◆ Goal 1 ◆
Retype the passage of the article on collateral estoppel and jury impeachment from "The court’s rationale" up to and including "of a judgment.".
◆ Goal 2 ◆
In the article on collateral estoppel and jury impeachment, which rule of the Federal Rules of Evidence did Mrs. Katz rely on?
◆ Goal 3 ◆
Write what comes next in the article on collateral estoppel and jury impeachment, picking up after its final sentence.

◆ Supplied text ◆

(begin)

COLLATERAL ESTOPPEL OR JURY IMPEACHMENT: A LIMITED CHOICE
The Mansfield Rule
In deciding whether collateral estoppel should apply, the initial dilemma of the court, in Katz, was to establish a means of ascertaining whether the earlier verdict was in fact a compromise verdict, while at the same time placating the long-established Mansfield rule which prohibits a juror from impeaching his verdict.30 In support of her motion to quash, Mrs. Katz argued that jurors were incompetent to impeach their verdict and thus the depositions sought would violate the sanctity of the jury system. In addition, she asserted that the information sought would not be competent evidence, and therefore was not discoverable under the Federal Rules of Civil Procedure.
The court’s rationale in holding that the depositions were not sought for purposes of impeachment or collateral attack can be summarized in four basic steps. First, it relied on the representation of Lilly’s counsel that Lilly would not use the depositions in the New York state court to attack the Bichler verdict. Second, the court noted that both federal and state law barred the use of federal deposition in the New York state court should Lilly attempt to do so. Third, it was emphasized that the depositions sought would normally be within the scope of the federal discovery rules were it not for the Mansfield rule. Fourth, the court accentuated that there was no express prohibition against taking depositions aimed solely at cutting off the collateral estoppel effect of a judgment.
While it was probably correct in assuming that Lilly would be estopped from using the depositions in state court after asserting it would not do so, the Katz court nevertheless failed to address the question raised by the plaintiff’s argument. The contention of Mrs. Katz, as clearly exemplified by her cited authority, was that “public policy opposes such probing of motivations which inhere in a jury’s verdict. In the absence of good cause, jurors should be protected against post-trial efforts to ‘browse among their thoughts’ in an effort to invalidate their verdict.
The import of her argument was further clarified by her reliance on the express language of Rule 606(b) of the Federal Rules of Evidence which provides that a juror is not a competent witness in an inquiry into the validity of a verdict. The issue therefore was not whether Lilly would be able to use the Katz depositions in the New York system, but rather whether the taking of the depositions for use in the Katz litigation would, in itself, violate the impeachment rule.
The same criticism follows for the court’s citation of Bacharach v. General Investment Corp. , Empire Liquor Corp. v. Gibson Distilling Co., and Moore’s Federal Practice as support for the proposition that federal discovery depositions cannot be used in state litigation. The focus of both the cited cases and Professor Moore’s discussion is a procedural aspect of the federal rules of discovery. The cited authorities therefore provide scant protection against jury impeachment, which is hardly unexpected since it is a function they were never intended to perform. Although still good law, these authorities are nonetheless irrelevant to a determination as to whether permitting the deposition of the Bichler jurors was an attack on that verdict. The reliance of the Katz court upon them as authority for such a proposition is unjustified.

(end)

◆ Stored records ◆
(begin)

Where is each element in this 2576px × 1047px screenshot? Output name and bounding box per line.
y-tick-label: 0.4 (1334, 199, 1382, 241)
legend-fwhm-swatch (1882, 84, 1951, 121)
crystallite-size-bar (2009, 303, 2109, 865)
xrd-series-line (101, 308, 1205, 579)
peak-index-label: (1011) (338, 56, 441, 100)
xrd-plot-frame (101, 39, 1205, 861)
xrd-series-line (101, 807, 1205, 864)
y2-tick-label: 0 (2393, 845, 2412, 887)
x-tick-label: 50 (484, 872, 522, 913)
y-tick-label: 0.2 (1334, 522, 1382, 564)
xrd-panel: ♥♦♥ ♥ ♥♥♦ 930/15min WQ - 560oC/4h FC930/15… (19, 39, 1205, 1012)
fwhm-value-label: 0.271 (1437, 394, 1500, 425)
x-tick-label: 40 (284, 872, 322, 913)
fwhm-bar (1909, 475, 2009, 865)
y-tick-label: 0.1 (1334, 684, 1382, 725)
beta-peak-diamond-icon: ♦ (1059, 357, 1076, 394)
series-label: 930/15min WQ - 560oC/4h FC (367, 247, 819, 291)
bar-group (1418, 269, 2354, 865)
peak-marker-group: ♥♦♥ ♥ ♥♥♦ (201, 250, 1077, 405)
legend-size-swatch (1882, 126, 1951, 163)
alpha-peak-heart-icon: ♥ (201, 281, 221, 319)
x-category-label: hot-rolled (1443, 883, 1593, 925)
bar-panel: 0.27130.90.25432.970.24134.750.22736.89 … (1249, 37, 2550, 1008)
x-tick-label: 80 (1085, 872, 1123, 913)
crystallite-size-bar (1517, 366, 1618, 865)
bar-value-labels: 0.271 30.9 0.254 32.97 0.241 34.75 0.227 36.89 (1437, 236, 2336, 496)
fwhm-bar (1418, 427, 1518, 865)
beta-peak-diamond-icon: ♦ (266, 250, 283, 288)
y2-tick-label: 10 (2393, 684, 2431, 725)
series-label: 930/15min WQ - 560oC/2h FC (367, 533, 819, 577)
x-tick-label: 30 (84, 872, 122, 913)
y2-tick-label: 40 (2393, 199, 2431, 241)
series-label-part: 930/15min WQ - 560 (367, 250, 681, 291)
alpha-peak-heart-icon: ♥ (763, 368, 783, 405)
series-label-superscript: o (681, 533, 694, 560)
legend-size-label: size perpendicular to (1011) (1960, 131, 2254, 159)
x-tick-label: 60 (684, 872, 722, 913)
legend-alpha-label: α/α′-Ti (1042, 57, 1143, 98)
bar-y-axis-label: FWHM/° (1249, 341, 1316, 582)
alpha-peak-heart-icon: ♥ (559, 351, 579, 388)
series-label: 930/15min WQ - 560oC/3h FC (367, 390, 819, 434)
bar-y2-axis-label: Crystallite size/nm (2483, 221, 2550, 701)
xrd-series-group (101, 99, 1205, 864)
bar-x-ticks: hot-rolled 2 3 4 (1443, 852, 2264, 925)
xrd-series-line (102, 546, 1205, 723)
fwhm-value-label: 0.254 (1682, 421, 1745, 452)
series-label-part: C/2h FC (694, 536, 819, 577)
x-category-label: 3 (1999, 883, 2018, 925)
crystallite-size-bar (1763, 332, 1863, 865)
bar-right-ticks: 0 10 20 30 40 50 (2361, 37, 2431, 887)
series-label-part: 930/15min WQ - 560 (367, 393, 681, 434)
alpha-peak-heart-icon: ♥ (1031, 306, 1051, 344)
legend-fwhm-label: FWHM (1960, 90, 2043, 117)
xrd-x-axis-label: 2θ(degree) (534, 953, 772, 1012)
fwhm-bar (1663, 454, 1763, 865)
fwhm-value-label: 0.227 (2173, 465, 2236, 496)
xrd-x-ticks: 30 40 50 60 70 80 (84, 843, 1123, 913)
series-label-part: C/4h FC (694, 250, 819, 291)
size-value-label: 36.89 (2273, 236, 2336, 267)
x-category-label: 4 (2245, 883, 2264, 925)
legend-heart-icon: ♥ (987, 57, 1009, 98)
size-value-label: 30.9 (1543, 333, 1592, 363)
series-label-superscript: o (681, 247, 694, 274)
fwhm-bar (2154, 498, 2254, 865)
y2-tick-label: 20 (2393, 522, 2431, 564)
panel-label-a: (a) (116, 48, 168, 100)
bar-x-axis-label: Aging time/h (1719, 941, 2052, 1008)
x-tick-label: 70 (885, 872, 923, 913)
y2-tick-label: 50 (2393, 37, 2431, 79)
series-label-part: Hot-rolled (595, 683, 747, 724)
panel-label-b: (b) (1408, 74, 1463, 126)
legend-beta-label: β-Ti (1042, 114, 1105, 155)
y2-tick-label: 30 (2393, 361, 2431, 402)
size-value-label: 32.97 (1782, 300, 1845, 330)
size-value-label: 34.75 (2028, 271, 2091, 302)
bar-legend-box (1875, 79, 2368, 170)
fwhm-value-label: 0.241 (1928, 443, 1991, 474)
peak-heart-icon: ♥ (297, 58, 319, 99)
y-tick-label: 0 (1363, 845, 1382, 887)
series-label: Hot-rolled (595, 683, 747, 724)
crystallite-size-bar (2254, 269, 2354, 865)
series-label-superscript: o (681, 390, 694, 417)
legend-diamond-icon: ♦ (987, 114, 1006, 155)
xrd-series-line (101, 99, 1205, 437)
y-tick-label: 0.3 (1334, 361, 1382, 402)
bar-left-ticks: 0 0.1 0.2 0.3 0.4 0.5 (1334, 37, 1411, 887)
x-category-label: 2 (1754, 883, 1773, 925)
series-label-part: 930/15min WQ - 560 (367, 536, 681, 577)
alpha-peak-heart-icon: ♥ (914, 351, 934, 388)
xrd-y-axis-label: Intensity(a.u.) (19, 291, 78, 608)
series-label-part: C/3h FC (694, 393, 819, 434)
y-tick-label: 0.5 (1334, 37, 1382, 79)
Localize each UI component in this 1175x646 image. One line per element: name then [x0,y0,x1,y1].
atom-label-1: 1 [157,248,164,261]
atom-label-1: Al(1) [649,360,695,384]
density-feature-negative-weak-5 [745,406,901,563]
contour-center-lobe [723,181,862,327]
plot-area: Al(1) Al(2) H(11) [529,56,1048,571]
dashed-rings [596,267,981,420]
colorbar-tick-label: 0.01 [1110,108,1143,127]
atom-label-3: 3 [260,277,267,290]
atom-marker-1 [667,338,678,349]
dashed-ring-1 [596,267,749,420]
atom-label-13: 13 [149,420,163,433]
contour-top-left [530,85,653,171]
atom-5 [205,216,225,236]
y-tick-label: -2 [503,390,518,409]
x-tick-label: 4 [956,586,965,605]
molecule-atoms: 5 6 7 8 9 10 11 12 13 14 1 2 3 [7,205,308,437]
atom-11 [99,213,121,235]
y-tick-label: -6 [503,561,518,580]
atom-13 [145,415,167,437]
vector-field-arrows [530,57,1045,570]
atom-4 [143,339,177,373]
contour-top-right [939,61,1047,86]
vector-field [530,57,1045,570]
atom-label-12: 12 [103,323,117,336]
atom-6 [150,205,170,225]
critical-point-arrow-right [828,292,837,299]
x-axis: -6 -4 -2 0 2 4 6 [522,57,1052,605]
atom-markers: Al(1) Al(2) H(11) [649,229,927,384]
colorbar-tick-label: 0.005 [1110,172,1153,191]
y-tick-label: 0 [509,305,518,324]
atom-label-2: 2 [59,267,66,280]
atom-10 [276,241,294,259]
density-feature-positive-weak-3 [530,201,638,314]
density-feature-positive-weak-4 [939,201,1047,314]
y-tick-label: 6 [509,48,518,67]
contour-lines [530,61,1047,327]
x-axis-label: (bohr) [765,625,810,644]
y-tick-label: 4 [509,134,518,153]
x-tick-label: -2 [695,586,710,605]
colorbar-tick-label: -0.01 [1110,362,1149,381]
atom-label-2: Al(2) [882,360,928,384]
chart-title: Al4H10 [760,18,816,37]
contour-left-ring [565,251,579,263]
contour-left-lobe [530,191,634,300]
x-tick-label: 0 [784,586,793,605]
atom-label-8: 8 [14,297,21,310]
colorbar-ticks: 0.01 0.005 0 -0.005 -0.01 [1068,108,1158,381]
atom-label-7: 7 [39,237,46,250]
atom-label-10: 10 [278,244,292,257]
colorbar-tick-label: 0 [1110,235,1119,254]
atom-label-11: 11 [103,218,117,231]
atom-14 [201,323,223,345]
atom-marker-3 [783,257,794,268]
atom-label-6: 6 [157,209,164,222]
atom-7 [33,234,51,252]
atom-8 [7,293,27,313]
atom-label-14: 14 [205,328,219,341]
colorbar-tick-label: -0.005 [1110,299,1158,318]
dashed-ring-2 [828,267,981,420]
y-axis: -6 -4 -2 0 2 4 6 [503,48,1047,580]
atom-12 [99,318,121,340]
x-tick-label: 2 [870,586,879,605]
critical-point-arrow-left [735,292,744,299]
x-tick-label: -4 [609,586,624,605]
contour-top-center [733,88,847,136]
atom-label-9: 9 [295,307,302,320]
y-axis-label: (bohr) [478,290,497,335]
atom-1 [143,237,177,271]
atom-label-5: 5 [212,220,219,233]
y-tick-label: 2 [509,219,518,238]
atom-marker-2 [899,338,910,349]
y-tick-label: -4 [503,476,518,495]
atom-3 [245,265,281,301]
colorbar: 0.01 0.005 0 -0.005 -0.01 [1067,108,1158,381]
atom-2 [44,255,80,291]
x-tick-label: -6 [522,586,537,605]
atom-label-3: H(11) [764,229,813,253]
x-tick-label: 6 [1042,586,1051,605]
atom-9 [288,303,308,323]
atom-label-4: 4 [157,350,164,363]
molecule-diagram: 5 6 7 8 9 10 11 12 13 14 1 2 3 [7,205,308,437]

(end)

◆ Exercise response 1 ◆
The court’s rationale in holding that the depositions were not sought for purposes of impeachment or collateral attack can be summarized in four basic steps. First, it relied on the representation of Lilly’s counsel that Lilly would not use the depositions in the New York state court to attack the Bichler verdict. Second, the court noted that both federal and state law barred the use of federal deposition in the New York state court should Lilly attempt to do so. Third, it was emphasized that the depositions sought would normally be within the scope of the federal discovery rules were it not for the Mansfield rule. Fourth, the court accentuated that there was no express prohibition against taking depositions aimed solely at cutting off the collateral estoppel effect of a judgment.

◆ Exercise response 2 ◆
Rule 606(b).

◆ Exercise response 3 ◆
The court’s determination that the information sought would normally be discoverable but for the Mansfield rule is a further example of specious reasoning. The scope of federal discovery extends to any matter, not privileged, which is relevant to the subject matter of the pending action, and would certainly seem to include the alleged evidence of the compromise verdict. Yet this still fails to establish that the depositions in question are not an attack on the prior Bichler verdict within the meaning of the Mansfield rule. Plaintiff Katz was clearly arguing that the specific prohibitions of the Mansfield rule superseded the general discovery provisions. The court’s reasoning that discovery of the desired information might be permissible in this instance because it would be permissible generally is unpersuasive. The policy behind the broad scope of the federal discovery rules does not automatically obviate the policy behind the rule that a juror may not impeach his own verdict.
The final justification given by the court, that no absolute rule prohibited such deposition of jurors in order to curtail the collateral estoppel effect of a prior judgment, emerges as especially suspect when standing alone. The absence of an absolute prohibition that is violated by deposing jurors is slight authority for allowing such depositions. However, the Katz court held that such a result was dictated from a reading of New York case law, as exemplified by People v. DeLucia, Schrader v. Joseph H. Gertner, Inc.,4 8 and People ex rel Nunns v. County Court. The inherent weakness in such a broad reading is that none of these cases dealt with an investigation into the means by which a jury reaches its verdict, and are thus distinguishable from the Katz situation. Both the DeLucia and Schrader cases involved the testimony of jurors as to extraneous influence exerted on their deliberations, while Nunns concerned jurors testifying in a contempt proceeding against a juror who lied during voir dire.
The federal cases relied on by the Katz court, as illustrated by Clark v. United States, are distinguishable for the same reasons. Although the Supreme Court in Clark found jurors to be competent witnesses, the holding was limited to separate contempt proceedings against another juror. There was thus little or no effect on the jury deliberations or verdict by admitting such testimony.
While the cited cases may arguably advance the Katz court’s ultimate position in that they admitted testimony of jurors, each did so only upon a showing of some overt act independent of the jury deliberations. However, in Katz the alleged compromise occurred in the jury’s deliberation itself These cases therefore yield little support for the broad holding that deposing jurors would not constitute an impeachment of their verdict.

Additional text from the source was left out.